_Work to do_
Transcribe every line, keeping it exact.

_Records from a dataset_
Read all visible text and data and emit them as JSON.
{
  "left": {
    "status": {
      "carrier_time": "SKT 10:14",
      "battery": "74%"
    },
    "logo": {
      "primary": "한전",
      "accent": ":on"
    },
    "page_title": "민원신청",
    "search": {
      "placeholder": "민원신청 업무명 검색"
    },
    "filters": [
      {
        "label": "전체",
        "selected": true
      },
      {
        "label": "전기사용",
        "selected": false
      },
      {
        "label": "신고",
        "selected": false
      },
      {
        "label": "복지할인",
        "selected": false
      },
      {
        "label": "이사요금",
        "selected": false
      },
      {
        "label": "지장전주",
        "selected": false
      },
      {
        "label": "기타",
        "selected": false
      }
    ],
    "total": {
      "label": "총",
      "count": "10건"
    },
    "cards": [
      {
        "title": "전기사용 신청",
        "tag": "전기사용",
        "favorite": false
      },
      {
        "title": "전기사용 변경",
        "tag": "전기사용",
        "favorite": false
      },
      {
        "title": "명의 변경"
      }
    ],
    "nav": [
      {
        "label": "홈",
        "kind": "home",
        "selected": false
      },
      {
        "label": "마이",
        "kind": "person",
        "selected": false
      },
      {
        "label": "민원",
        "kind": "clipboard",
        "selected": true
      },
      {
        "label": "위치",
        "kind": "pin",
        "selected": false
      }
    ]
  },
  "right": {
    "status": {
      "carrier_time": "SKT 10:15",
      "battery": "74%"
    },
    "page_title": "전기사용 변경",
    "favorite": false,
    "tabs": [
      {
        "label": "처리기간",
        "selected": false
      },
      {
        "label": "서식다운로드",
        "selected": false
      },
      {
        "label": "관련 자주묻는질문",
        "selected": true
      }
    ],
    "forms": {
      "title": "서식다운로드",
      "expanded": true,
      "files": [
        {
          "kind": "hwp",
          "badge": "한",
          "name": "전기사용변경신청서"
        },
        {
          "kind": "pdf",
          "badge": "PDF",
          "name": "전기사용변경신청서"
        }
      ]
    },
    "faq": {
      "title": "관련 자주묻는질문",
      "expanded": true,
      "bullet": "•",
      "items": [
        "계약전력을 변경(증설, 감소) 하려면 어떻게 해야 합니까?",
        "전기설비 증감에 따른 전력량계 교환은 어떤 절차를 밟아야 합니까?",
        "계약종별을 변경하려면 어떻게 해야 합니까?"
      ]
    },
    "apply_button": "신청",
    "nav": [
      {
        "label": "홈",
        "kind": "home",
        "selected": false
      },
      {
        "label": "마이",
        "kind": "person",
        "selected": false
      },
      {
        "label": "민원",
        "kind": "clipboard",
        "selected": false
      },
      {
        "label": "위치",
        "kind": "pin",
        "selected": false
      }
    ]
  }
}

_Solution for this exercise_
Read all visible text and data and emit them as JSON.
{
  "left": {
    "status": {
      "carrier_time": "SKT 10:14",
      "battery": "74%"
    },
    "logo": {
      "primary": "한전",
      "accent": ":on"
    },
    "page_title": "민원신청",
    "search": {
      "placeholder": "민원신청 업무명 검색"
    },
    "filters": [
      {
        "label": "전체",
        "selected": true
      },
      {
        "label": "전기사용",
        "selected": false
      },
      {
        "label": "신고",
        "selected": false
      },
      {
        "label": "복지할인",
        "selected": false
      },
      {
        "label": "이사요금",
        "selected": false
      },
      {
        "label": "지장전주",
        "selected": false
      },
      {
        "label": "기타",
        "selected": false
      }
    ],
    "total": {
      "label": "총",
      "count": "10건"
    },
    "cards": [
      {
        "title": "전기사용 신청",
        "tag": "전기사용",
        "favorite": false
      },
      {
        "title": "전기사용 변경",
        "tag": "전기사용",
        "favorite": false
      },
      {
        "title": "명의 변경"
      }
    ],
    "nav": [
      {
        "label": "홈",
        "kind": "home",
        "selected": false
      },
      {
        "label": "마이",
        "kind": "person",
        "selected": false
      },
      {
        "label": "민원",
        "kind": "clipboard",
        "selected": true
      },
      {
        "label": "위치",
        "kind": "pin",
        "selected": false
      }
    ]
  },
  "right": {
    "status": {
      "carrier_time": "SKT 10:15",
      "battery": "74%"
    },
    "page_title": "전기사용 변경",
    "favorite": false,
    "tabs": [
      {
        "label": "처리기간",
        "selected": false
      },
      {
        "label": "서식다운로드",
        "selected": false
      },
      {
        "label": "관련 자주묻는질문",
        "selected": true
      }
    ],
    "forms": {
      "title": "서식다운로드",
      "expanded": true,
      "files": [
        {
          "kind": "hwp",
          "badge": "한",
          "name": "전기사용변경신청서"
        },
        {
          "kind": "pdf",
          "badge": "PDF",
          "name": "전기사용변경신청서"
        }
      ]
    },
    "faq": {
      "title": "관련 자주묻는질문",
      "expanded": true,
      "bullet": "•",
      "items": [
        "계약전력을 변경(증설, 감소) 하려면 어떻게 해야 합니까?",
        "전기설비 증감에 따른 전력량계 교환은 어떤 절차를 밟아야 합니까?",
        "계약종별을 변경하려면 어떻게 해야 합니까?"
      ]
    },
    "apply_button": "신청",
    "nav": [
      {
        "label": "홈",
        "kind": "home",
        "selected": false
      },
      {
        "label": "마이",
        "kind": "person",
        "selected": false
      },
      {
        "label": "민원",
        "kind": "clipboard",
        "selected": false
      },
      {
        "label": "위치",
        "kind": "pin",
        "selected": false
      }
    ]
  }
}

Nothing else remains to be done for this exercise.